▶ [Job]: Identify and copy all lines of the material where the string "color" is found.

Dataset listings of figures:
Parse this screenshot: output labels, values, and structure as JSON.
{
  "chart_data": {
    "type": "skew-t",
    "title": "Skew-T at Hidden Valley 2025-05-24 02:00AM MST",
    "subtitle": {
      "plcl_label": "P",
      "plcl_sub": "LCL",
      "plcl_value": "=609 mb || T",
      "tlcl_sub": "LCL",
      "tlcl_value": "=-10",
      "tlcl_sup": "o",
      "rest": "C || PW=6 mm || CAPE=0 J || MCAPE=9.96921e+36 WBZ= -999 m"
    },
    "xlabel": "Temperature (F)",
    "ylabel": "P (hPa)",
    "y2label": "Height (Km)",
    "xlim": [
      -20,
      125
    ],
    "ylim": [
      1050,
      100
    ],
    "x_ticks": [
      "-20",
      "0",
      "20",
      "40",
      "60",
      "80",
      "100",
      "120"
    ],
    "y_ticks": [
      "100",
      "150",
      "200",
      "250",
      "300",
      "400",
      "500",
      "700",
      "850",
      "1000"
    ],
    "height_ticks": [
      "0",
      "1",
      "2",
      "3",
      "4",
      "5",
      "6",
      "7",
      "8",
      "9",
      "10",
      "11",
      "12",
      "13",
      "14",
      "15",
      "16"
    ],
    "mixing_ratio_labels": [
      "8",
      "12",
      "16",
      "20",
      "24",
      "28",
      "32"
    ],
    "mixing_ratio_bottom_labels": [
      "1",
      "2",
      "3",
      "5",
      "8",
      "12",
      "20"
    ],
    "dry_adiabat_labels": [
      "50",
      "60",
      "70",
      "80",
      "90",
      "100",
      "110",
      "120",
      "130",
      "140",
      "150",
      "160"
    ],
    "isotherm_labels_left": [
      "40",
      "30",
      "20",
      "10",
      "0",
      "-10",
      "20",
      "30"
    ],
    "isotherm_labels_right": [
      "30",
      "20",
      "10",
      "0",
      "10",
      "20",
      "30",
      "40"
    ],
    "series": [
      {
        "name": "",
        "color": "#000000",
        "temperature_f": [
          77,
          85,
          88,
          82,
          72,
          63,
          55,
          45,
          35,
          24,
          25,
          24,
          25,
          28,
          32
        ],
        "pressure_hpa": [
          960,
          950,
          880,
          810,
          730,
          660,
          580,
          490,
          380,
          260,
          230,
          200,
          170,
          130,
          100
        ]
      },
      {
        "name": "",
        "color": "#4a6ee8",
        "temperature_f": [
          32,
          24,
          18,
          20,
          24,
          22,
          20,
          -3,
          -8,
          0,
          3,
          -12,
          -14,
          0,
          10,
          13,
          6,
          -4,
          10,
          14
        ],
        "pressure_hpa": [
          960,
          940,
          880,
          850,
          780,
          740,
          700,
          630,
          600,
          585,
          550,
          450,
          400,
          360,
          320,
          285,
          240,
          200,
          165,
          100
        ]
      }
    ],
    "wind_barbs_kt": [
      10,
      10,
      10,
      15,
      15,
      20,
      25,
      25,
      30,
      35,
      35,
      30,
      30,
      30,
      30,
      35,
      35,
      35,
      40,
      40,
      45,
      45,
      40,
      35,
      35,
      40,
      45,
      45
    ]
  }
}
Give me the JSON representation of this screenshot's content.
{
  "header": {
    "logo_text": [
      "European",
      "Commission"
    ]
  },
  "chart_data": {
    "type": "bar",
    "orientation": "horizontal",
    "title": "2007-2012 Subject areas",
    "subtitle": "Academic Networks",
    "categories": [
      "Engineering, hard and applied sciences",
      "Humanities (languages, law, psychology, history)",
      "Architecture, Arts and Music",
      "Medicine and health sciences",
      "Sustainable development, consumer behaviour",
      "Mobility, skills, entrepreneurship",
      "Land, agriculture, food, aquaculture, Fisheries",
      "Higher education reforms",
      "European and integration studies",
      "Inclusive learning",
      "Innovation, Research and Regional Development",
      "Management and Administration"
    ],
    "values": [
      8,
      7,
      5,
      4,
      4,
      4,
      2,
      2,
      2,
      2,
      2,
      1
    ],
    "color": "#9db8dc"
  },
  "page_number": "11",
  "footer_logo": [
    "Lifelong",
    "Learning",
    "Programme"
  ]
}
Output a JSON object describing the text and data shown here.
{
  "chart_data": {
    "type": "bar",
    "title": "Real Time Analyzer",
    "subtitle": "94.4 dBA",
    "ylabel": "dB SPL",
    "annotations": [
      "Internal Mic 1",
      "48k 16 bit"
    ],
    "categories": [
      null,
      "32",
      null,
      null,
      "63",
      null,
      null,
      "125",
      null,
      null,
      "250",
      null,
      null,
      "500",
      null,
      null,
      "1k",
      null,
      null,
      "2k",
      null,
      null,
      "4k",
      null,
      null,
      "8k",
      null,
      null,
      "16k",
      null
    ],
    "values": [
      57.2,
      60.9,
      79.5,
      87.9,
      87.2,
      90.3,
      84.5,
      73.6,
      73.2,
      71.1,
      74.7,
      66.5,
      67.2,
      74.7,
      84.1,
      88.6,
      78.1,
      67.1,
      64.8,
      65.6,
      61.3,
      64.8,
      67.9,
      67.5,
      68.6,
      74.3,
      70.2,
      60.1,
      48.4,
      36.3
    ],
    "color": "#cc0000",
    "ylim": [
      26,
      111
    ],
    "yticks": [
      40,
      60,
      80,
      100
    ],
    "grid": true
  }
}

▶ [The answer]:
        "color": "#000000",
        "color": "#4a6ee8",
    "color": "#9db8dc"
    "color": "#cc0000",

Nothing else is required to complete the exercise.